> _EXCERPTED DATA_
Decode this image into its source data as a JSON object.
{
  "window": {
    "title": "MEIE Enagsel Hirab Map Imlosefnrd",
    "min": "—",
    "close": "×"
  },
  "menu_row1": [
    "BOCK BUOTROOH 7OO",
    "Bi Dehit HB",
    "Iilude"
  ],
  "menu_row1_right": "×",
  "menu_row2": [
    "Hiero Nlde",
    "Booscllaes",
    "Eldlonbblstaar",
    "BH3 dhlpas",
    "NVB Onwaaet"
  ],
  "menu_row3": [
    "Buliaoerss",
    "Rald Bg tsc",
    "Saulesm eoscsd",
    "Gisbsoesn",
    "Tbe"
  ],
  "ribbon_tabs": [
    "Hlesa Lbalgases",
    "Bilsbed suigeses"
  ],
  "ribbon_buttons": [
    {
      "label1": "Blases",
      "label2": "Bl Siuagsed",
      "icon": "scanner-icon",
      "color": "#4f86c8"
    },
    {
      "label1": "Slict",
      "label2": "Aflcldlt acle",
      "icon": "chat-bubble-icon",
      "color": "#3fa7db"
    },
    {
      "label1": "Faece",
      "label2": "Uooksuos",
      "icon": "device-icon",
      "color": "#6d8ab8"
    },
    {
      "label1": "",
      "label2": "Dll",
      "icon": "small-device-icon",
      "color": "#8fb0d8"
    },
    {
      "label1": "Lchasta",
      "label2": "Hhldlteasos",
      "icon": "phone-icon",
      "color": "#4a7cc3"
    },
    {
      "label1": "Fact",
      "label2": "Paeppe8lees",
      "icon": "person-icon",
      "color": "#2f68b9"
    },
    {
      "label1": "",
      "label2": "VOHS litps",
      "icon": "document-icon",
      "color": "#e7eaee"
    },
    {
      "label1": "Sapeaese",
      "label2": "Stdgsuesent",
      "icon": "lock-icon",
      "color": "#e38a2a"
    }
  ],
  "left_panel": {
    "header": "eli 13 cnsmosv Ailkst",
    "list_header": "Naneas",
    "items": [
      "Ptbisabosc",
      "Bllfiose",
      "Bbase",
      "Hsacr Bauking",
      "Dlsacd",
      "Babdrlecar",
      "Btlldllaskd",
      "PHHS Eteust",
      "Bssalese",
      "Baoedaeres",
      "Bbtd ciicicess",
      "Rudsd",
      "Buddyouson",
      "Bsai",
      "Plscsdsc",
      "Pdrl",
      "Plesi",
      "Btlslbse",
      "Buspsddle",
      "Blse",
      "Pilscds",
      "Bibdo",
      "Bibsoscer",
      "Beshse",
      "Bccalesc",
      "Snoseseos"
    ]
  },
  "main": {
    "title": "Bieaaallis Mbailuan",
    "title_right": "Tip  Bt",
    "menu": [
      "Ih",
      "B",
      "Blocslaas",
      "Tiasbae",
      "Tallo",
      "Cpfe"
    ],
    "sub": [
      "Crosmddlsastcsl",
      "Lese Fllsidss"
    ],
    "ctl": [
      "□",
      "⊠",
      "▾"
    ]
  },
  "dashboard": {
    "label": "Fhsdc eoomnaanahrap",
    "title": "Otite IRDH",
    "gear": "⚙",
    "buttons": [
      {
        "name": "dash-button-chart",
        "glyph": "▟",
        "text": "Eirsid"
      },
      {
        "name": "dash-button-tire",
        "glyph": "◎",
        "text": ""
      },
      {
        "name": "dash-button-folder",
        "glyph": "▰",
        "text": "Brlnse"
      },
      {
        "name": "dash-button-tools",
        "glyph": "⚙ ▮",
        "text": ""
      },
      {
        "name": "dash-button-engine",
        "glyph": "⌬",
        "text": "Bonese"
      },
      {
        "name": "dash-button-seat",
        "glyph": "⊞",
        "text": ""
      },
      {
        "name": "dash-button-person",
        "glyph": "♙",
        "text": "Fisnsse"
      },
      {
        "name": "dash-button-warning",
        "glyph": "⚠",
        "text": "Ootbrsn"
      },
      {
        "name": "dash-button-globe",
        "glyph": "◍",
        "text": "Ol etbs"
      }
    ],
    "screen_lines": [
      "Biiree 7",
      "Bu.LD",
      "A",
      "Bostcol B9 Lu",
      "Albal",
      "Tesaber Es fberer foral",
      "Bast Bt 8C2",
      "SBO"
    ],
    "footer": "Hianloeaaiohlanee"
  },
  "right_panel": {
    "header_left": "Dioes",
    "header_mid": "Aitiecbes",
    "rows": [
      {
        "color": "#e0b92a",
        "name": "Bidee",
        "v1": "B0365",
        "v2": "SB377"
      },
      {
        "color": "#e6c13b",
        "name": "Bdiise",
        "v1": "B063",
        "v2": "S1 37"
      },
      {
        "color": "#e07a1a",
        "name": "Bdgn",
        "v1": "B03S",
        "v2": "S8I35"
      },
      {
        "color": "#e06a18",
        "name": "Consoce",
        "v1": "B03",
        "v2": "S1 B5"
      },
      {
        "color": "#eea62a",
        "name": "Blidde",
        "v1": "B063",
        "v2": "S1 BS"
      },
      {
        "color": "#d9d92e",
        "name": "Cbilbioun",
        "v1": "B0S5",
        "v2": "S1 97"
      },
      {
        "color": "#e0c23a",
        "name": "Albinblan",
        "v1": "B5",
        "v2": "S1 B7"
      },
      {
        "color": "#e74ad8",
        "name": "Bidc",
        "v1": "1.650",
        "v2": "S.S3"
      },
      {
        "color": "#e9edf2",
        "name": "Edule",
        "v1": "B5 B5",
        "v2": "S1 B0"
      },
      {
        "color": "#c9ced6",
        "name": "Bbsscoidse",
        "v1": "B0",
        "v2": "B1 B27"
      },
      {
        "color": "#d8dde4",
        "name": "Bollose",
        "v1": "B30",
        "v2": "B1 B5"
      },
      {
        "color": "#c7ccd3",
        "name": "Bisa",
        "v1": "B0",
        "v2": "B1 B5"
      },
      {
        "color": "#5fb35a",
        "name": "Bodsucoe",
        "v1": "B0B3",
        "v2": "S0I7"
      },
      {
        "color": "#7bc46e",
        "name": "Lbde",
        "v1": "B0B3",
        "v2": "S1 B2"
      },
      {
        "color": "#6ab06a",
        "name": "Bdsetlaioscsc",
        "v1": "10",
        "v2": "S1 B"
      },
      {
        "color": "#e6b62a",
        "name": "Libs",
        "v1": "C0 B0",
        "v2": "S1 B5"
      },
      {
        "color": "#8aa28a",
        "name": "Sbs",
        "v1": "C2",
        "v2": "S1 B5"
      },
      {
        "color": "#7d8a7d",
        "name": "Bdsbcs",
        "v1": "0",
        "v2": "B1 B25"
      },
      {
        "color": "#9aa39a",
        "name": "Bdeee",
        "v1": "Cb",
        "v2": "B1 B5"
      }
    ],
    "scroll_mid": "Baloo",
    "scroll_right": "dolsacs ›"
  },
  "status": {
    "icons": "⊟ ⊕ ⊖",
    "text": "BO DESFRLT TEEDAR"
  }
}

> _PROBLEM DETAILS_
Go through the entries and return each line where the word "glyph" appears.

> _SOLUTION TO THIS TASK_
        "glyph": "▟",
        "glyph": "◎",
        "glyph": "▰",
        "glyph": "⚙ ▮",
        "glyph": "⌬",
        "glyph": "⊞",
        "glyph": "♙",
        "glyph": "⚠",
        "glyph": "◍",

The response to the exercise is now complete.